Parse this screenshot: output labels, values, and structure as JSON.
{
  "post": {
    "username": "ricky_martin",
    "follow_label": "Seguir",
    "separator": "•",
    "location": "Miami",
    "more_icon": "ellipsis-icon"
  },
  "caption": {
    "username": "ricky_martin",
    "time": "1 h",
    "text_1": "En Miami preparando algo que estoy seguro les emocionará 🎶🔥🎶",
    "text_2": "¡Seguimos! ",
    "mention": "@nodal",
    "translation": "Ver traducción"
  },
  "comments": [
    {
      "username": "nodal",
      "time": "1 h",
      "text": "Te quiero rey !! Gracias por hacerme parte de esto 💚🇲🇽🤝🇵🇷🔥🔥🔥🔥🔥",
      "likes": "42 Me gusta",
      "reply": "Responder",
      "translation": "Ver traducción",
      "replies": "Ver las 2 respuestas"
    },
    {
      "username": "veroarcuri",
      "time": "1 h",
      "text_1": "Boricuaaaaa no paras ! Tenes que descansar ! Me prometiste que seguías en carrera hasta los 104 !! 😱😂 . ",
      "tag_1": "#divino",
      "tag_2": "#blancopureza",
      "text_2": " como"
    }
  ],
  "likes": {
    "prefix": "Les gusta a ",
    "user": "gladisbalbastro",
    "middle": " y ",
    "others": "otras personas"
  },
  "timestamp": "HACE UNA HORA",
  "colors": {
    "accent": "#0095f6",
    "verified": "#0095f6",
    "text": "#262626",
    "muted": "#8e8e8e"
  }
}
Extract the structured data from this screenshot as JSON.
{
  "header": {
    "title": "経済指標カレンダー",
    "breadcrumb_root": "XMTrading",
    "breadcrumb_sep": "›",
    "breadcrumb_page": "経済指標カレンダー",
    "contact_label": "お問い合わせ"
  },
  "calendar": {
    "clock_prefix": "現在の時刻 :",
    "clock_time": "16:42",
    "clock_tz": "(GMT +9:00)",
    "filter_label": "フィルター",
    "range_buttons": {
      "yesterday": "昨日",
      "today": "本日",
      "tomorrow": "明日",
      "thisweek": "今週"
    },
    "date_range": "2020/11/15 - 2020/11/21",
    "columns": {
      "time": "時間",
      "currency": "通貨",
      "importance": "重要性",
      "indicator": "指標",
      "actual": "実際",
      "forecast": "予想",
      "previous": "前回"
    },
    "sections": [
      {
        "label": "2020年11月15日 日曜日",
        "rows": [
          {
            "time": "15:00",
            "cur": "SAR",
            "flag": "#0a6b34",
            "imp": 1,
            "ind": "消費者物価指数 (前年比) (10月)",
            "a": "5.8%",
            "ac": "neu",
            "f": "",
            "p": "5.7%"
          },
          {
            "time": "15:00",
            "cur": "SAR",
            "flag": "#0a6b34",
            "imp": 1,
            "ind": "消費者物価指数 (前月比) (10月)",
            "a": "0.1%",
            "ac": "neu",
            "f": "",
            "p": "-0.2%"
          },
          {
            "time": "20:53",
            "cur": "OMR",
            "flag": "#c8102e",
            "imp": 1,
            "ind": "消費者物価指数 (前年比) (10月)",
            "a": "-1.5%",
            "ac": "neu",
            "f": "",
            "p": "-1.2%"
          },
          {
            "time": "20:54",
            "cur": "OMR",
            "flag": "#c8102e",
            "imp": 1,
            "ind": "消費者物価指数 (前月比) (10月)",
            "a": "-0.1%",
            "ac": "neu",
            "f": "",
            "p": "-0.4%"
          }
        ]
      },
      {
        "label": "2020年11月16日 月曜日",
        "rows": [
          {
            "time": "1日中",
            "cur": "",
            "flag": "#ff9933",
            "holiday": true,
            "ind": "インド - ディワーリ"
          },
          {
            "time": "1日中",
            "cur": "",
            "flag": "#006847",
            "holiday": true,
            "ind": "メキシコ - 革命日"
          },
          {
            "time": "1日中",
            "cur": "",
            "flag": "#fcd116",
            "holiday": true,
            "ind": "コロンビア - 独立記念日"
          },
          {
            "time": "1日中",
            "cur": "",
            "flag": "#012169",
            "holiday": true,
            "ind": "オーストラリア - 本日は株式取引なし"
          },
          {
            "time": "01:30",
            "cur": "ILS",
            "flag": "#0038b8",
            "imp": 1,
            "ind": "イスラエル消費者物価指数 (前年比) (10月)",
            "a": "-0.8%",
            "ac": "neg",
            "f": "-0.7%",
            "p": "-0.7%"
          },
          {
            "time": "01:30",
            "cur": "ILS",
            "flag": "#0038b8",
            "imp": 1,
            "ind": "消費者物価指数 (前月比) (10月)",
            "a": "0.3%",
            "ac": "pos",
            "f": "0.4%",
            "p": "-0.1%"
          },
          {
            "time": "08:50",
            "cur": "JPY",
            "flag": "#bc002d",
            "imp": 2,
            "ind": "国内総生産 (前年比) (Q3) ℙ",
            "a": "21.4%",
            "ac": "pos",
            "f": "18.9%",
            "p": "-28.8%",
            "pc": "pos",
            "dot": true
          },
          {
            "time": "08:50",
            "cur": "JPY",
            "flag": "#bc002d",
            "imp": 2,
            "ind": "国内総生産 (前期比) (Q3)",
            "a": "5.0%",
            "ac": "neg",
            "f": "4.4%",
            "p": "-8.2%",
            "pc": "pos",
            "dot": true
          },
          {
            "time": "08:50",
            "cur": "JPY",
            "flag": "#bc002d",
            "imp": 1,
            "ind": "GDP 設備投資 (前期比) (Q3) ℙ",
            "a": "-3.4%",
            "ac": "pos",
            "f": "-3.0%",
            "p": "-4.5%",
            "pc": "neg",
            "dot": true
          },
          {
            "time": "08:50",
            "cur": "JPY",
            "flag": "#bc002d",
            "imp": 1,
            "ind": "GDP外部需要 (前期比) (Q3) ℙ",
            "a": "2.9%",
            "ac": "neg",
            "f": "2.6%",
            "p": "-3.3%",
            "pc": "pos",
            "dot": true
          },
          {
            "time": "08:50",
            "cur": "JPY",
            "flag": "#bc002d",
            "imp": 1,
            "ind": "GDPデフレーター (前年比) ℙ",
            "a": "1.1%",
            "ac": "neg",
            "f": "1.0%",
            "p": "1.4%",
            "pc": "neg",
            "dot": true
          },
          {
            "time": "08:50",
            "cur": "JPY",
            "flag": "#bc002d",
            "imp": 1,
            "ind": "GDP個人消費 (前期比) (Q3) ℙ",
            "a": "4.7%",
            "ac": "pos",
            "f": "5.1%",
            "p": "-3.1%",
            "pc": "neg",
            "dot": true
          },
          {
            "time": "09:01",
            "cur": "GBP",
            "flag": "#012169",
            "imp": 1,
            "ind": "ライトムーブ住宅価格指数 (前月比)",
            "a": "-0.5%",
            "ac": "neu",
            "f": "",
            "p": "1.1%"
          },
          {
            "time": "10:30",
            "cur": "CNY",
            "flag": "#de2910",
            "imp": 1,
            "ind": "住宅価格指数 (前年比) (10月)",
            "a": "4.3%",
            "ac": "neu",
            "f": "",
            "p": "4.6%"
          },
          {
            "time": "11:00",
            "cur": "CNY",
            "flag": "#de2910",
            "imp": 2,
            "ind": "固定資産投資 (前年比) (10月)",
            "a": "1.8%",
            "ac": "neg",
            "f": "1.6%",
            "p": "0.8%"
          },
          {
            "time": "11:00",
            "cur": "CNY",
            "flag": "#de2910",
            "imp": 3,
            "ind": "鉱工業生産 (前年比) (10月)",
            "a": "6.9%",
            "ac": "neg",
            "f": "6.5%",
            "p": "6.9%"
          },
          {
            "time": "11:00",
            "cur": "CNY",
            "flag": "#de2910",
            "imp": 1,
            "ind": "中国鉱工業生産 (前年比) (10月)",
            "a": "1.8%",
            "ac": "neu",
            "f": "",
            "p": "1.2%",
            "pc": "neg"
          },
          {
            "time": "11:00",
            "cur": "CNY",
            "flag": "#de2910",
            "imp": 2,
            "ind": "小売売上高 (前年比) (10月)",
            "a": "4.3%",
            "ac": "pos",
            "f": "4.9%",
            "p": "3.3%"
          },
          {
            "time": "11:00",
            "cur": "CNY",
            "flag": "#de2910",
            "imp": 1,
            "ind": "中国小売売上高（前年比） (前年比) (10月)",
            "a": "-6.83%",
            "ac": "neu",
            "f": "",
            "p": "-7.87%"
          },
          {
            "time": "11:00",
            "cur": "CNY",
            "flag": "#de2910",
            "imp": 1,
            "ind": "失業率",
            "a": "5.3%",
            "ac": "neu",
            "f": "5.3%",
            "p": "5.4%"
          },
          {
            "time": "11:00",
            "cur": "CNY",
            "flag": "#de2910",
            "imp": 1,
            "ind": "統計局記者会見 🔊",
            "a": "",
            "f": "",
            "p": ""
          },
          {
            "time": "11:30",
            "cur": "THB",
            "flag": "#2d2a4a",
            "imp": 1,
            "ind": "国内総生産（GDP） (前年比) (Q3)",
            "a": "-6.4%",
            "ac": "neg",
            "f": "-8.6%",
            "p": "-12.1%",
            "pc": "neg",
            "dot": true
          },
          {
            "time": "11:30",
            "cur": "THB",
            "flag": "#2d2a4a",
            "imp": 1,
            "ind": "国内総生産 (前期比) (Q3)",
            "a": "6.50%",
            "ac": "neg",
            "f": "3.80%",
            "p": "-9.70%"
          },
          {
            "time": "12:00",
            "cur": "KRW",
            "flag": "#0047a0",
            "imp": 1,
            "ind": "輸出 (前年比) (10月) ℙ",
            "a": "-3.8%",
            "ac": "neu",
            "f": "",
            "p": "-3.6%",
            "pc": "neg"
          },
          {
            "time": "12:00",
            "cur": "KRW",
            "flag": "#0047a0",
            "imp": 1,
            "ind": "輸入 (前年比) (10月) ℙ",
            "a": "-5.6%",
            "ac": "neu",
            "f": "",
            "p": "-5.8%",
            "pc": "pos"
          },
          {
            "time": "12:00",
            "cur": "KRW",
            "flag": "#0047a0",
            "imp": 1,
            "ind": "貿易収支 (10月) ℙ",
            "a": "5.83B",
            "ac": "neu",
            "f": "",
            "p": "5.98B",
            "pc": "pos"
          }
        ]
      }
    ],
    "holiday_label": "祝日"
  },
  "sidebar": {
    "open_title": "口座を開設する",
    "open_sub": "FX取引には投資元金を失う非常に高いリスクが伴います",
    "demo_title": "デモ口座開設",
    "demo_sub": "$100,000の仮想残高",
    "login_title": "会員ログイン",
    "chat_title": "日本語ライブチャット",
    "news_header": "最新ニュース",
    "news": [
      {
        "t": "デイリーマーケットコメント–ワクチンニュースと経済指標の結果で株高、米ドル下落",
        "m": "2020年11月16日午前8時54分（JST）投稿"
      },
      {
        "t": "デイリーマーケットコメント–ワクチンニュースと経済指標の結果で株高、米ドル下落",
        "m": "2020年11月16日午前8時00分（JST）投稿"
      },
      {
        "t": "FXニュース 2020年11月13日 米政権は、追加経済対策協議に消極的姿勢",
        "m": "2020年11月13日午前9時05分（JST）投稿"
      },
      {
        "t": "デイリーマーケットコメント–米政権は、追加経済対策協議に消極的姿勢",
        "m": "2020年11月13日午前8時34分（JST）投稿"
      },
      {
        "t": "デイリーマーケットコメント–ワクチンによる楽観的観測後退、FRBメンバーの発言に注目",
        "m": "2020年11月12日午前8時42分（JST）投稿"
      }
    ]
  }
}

+ + + +

**What needs to be done:**
Make a list of all lines in the data that contain "追加経済対策協議に消極的姿勢".

**Task output:**
        "t": "FXニュース 2020年11月13日 米政権は、追加経済対策協議に消極的姿勢",
        "t": "デイリーマーケットコメント–米政権は、追加経済対策協議に消極的姿勢",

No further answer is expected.